■ WHAT IS REQUIRED
Which lines of the listing below contain the string "title"? Pick them out and copy each one in full.

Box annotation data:
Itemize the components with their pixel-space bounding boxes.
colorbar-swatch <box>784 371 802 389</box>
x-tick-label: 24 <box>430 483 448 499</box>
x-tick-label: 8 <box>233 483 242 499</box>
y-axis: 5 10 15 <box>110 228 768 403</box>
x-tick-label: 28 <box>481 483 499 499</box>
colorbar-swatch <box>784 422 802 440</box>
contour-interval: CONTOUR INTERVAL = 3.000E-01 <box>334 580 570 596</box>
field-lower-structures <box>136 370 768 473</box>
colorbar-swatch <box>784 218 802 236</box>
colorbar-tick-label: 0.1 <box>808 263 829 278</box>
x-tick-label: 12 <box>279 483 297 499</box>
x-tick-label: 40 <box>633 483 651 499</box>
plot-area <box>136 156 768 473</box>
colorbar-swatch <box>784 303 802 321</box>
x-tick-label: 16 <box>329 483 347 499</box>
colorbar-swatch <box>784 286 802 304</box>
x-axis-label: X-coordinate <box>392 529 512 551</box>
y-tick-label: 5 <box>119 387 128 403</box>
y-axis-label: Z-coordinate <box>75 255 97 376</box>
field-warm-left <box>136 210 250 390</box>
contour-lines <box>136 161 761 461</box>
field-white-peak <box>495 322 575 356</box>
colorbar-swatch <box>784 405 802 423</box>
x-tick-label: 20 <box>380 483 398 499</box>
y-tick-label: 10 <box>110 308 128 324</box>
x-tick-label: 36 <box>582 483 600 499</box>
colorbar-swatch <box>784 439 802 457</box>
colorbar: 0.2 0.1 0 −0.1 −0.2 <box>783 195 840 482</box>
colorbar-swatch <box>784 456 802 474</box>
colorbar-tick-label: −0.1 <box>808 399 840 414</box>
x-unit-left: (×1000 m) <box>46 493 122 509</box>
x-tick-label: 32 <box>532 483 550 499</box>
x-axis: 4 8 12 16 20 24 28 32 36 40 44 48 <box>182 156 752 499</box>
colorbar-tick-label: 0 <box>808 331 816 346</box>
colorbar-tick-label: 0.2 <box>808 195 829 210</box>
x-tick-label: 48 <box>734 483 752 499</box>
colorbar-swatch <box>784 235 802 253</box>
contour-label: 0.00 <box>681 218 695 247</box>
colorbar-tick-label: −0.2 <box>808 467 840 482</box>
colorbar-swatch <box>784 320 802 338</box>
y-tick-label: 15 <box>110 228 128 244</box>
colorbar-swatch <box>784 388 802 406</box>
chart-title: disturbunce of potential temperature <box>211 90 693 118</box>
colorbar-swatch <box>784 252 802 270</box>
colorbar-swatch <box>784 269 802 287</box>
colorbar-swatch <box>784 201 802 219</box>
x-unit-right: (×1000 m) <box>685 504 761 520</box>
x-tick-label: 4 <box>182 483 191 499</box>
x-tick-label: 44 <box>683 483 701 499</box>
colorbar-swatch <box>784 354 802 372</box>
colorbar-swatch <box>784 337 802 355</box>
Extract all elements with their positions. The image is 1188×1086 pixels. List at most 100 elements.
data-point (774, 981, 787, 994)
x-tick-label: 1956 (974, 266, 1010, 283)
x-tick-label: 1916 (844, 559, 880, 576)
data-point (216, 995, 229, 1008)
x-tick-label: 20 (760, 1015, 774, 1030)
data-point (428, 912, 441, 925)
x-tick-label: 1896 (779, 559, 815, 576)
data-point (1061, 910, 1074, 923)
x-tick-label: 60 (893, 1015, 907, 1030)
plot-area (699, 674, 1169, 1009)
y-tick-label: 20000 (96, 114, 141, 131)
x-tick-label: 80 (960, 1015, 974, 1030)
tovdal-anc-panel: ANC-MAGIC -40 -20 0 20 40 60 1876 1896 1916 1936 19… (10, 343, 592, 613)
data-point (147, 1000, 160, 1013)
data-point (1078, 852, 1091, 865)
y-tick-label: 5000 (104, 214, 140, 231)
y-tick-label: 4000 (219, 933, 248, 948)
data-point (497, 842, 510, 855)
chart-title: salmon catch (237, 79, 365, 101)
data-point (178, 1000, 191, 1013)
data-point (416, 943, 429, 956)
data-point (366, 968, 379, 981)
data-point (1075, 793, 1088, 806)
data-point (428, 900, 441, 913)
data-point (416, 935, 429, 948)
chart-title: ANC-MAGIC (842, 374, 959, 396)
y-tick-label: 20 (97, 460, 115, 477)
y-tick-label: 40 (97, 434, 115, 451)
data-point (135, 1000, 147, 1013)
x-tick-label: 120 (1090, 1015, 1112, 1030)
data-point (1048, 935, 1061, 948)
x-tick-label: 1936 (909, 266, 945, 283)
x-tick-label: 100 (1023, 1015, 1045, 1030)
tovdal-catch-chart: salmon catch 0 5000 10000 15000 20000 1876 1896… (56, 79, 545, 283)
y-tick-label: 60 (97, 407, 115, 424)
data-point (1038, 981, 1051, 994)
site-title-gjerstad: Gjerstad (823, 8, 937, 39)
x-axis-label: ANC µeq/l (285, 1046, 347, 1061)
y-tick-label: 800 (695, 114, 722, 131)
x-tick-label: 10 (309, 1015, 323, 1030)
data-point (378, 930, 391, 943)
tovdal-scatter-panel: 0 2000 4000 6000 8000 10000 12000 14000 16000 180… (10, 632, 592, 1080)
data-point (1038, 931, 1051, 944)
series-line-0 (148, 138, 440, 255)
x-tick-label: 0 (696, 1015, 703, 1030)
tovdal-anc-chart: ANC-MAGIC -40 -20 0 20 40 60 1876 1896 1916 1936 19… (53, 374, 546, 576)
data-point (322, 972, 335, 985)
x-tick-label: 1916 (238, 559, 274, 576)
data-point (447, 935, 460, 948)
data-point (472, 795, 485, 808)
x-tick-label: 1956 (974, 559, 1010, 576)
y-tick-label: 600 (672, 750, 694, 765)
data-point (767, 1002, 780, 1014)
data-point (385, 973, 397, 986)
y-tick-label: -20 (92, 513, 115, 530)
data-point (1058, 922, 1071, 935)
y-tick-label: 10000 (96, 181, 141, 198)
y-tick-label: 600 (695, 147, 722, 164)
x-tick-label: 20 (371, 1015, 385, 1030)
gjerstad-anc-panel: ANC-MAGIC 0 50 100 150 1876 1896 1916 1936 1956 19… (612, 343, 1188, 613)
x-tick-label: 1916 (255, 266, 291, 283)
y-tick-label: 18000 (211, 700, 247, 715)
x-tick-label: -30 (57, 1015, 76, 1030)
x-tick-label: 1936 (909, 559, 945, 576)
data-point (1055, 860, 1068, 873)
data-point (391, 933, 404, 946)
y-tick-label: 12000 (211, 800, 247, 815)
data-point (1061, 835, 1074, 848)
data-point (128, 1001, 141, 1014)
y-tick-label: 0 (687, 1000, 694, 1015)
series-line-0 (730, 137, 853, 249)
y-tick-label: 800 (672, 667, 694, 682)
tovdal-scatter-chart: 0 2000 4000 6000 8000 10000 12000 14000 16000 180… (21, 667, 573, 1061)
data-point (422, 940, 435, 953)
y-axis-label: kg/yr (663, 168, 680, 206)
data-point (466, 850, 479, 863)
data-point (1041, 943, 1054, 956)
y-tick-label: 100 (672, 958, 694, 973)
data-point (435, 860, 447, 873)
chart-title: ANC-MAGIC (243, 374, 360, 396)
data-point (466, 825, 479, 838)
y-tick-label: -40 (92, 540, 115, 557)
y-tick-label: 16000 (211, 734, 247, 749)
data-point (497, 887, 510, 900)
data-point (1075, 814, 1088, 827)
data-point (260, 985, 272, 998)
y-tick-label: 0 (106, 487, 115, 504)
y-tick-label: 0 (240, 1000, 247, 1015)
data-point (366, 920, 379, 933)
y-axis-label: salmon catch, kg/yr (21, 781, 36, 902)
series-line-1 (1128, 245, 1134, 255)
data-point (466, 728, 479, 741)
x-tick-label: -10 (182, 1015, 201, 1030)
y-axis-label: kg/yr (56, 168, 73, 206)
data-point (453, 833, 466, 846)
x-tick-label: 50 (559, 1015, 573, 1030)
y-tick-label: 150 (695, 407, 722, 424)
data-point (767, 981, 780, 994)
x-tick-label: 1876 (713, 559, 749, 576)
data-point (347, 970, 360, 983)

■ OUTPUT FOR THIS EXERCISE
chart-title: disturbunce of potential temperature <box>211 90 693 118</box>
chart-title: salmon catch (237, 79, 365, 101)
chart-title: ANC-MAGIC (842, 374, 959, 396)
site-title-gjerstad: Gjerstad (823, 8, 937, 39)
chart-title: ANC-MAGIC (243, 374, 360, 396)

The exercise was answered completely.